### Data section
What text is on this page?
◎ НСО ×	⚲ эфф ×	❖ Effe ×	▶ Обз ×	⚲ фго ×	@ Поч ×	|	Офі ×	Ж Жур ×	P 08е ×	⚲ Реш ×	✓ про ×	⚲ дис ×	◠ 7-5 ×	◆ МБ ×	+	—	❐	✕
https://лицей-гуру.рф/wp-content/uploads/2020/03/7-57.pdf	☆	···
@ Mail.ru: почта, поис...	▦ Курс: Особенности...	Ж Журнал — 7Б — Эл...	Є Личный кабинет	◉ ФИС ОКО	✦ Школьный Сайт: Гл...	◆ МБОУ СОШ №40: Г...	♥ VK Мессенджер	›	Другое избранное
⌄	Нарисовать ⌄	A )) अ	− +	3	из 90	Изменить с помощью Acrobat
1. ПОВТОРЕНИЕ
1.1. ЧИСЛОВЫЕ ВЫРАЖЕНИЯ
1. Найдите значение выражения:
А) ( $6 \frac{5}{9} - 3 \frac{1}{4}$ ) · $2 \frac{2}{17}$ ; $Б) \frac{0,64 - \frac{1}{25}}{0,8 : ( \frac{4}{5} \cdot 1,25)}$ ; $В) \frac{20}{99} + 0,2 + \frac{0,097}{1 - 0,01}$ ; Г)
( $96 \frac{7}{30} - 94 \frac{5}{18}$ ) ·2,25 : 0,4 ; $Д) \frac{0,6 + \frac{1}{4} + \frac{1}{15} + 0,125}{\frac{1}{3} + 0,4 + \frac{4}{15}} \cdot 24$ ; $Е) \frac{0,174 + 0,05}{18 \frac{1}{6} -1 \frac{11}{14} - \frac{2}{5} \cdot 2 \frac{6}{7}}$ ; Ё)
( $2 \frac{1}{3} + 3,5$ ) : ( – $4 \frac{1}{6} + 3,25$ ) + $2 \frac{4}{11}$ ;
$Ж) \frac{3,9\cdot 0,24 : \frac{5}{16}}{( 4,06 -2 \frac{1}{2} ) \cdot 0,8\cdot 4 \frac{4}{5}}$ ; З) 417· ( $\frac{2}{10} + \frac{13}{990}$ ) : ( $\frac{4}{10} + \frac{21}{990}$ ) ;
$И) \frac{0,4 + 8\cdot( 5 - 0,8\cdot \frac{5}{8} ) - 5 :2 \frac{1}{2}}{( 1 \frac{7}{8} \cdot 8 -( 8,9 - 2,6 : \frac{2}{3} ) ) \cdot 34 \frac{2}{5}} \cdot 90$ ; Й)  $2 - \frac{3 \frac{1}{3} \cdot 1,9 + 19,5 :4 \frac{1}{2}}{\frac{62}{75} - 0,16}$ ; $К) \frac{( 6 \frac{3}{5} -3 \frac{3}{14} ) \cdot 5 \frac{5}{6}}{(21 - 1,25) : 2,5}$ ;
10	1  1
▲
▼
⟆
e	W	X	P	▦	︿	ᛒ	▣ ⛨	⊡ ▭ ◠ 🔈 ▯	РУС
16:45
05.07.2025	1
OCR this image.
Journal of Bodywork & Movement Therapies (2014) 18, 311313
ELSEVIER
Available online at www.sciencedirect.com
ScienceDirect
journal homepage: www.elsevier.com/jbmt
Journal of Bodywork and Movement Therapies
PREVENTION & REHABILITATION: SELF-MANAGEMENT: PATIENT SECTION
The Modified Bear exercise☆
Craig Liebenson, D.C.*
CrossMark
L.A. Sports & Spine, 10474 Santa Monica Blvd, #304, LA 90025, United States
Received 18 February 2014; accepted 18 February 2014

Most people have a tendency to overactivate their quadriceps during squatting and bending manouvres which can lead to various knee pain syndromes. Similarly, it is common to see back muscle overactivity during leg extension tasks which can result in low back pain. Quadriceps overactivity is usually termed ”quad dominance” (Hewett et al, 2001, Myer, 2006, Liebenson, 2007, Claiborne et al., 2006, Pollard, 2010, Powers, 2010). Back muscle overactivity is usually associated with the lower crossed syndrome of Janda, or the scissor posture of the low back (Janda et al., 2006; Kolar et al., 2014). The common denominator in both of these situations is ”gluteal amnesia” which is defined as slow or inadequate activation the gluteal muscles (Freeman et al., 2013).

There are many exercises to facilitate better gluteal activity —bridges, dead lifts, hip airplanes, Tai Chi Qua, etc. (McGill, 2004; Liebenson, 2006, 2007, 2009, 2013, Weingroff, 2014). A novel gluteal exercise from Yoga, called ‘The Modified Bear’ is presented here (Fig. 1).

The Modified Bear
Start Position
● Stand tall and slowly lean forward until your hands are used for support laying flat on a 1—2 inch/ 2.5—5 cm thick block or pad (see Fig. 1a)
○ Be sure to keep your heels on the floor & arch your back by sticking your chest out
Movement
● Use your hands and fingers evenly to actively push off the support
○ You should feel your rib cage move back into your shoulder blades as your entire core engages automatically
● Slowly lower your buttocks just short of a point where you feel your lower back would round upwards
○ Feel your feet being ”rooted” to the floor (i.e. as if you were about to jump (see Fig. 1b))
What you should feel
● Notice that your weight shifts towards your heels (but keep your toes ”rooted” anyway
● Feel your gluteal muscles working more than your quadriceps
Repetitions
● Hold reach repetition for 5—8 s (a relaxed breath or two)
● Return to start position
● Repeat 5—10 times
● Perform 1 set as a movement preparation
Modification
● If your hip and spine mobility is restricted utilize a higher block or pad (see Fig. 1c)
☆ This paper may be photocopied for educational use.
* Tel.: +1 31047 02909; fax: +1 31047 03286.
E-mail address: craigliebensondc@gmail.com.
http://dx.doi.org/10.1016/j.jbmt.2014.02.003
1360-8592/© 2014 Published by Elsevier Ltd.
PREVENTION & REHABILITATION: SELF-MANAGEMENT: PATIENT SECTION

### Brief
Retype the listing above in full, with no alterations.

### Completed exercise
What text is on this page?
◎ НСО ×	⚲ эфф ×	❖ Effe ×	▶ Обз ×	⚲ фго ×	@ Поч ×	|	Офі ×	Ж Жур ×	P 08е ×	⚲ Реш ×	✓ про ×	⚲ дис ×	◠ 7-5 ×	◆ МБ ×	+	—	❐	✕
https://лицей-гуру.рф/wp-content/uploads/2020/03/7-57.pdf	☆	···
@ Mail.ru: почта, поис...	▦ Курс: Особенности...	Ж Журнал — 7Б — Эл...	Є Личный кабинет	◉ ФИС ОКО	✦ Школьный Сайт: Гл...	◆ МБОУ СОШ №40: Г...	♥ VK Мессенджер	›	Другое избранное
⌄	Нарисовать ⌄	A )) अ	− +	3	из 90	Изменить с помощью Acrobat
1. ПОВТОРЕНИЕ
1.1. ЧИСЛОВЫЕ ВЫРАЖЕНИЯ
1. Найдите значение выражения:
А) ( $6 \frac{5}{9} - 3 \frac{1}{4}$ ) · $2 \frac{2}{17}$ ; $Б) \frac{0,64 - \frac{1}{25}}{0,8 : ( \frac{4}{5} \cdot 1,25)}$ ; $В) \frac{20}{99} + 0,2 + \frac{0,097}{1 - 0,01}$ ; Г)
( $96 \frac{7}{30} - 94 \frac{5}{18}$ ) ·2,25 : 0,4 ; $Д) \frac{0,6 + \frac{1}{4} + \frac{1}{15} + 0,125}{\frac{1}{3} + 0,4 + \frac{4}{15}} \cdot 24$ ; $Е) \frac{0,174 + 0,05}{18 \frac{1}{6} -1 \frac{11}{14} - \frac{2}{5} \cdot 2 \frac{6}{7}}$ ; Ё)
( $2 \frac{1}{3} + 3,5$ ) : ( – $4 \frac{1}{6} + 3,25$ ) + $2 \frac{4}{11}$ ;
$Ж) \frac{3,9\cdot 0,24 : \frac{5}{16}}{( 4,06 -2 \frac{1}{2} ) \cdot 0,8\cdot 4 \frac{4}{5}}$ ; З) 417· ( $\frac{2}{10} + \frac{13}{990}$ ) : ( $\frac{4}{10} + \frac{21}{990}$ ) ;
$И) \frac{0,4 + 8\cdot( 5 - 0,8\cdot \frac{5}{8} ) - 5 :2 \frac{1}{2}}{( 1 \frac{7}{8} \cdot 8 -( 8,9 - 2,6 : \frac{2}{3} ) ) \cdot 34 \frac{2}{5}} \cdot 90$ ; Й)  $2 - \frac{3 \frac{1}{3} \cdot 1,9 + 19,5 :4 \frac{1}{2}}{\frac{62}{75} - 0,16}$ ; $К) \frac{( 6 \frac{3}{5} -3 \frac{3}{14} ) \cdot 5 \frac{5}{6}}{(21 - 1,25) : 2,5}$ ;
10	1  1
▲
▼
⟆
e	W	X	P	▦	︿	ᛒ	▣ ⛨	⊡ ▭ ◠ 🔈 ▯	РУС
16:45
05.07.2025	1
OCR this image.
Journal of Bodywork & Movement Therapies (2014) 18, 311313
ELSEVIER
Available online at www.sciencedirect.com
ScienceDirect
journal homepage: www.elsevier.com/jbmt
Journal of Bodywork and Movement Therapies
PREVENTION & REHABILITATION: SELF-MANAGEMENT: PATIENT SECTION
The Modified Bear exercise☆
Craig Liebenson, D.C.*
CrossMark
L.A. Sports & Spine, 10474 Santa Monica Blvd, #304, LA 90025, United States
Received 18 February 2014; accepted 18 February 2014

Most people have a tendency to overactivate their quadriceps during squatting and bending manouvres which can lead to various knee pain syndromes. Similarly, it is common to see back muscle overactivity during leg extension tasks which can result in low back pain. Quadriceps overactivity is usually termed ”quad dominance” (Hewett et al, 2001, Myer, 2006, Liebenson, 2007, Claiborne et al., 2006, Pollard, 2010, Powers, 2010). Back muscle overactivity is usually associated with the lower crossed syndrome of Janda, or the scissor posture of the low back (Janda et al., 2006; Kolar et al., 2014). The common denominator in both of these situations is ”gluteal amnesia” which is defined as slow or inadequate activation the gluteal muscles (Freeman et al., 2013).

There are many exercises to facilitate better gluteal activity —bridges, dead lifts, hip airplanes, Tai Chi Qua, etc. (McGill, 2004; Liebenson, 2006, 2007, 2009, 2013, Weingroff, 2014). A novel gluteal exercise from Yoga, called ‘The Modified Bear’ is presented here (Fig. 1).

The Modified Bear
Start Position
● Stand tall and slowly lean forward until your hands are used for support laying flat on a 1—2 inch/ 2.5—5 cm thick block or pad (see Fig. 1a)
○ Be sure to keep your heels on the floor & arch your back by sticking your chest out
Movement
● Use your hands and fingers evenly to actively push off the support
○ You should feel your rib cage move back into your shoulder blades as your entire core engages automatically
● Slowly lower your buttocks just short of a point where you feel your lower back would round upwards
○ Feel your feet being ”rooted” to the floor (i.e. as if you were about to jump (see Fig. 1b))
What you should feel
● Notice that your weight shifts towards your heels (but keep your toes ”rooted” anyway
● Feel your gluteal muscles working more than your quadriceps
Repetitions
● Hold reach repetition for 5—8 s (a relaxed breath or two)
● Return to start position
● Repeat 5—10 times
● Perform 1 set as a movement preparation
Modification
● If your hip and spine mobility is restricted utilize a higher block or pad (see Fig. 1c)
☆ This paper may be photocopied for educational use.
* Tel.: +1 31047 02909; fax: +1 31047 03286.
E-mail address: craigliebensondc@gmail.com.
http://dx.doi.org/10.1016/j.jbmt.2014.02.003
1360-8592/© 2014 Published by Elsevier Ltd.
PREVENTION & REHABILITATION: SELF-MANAGEMENT: PATIENT SECTION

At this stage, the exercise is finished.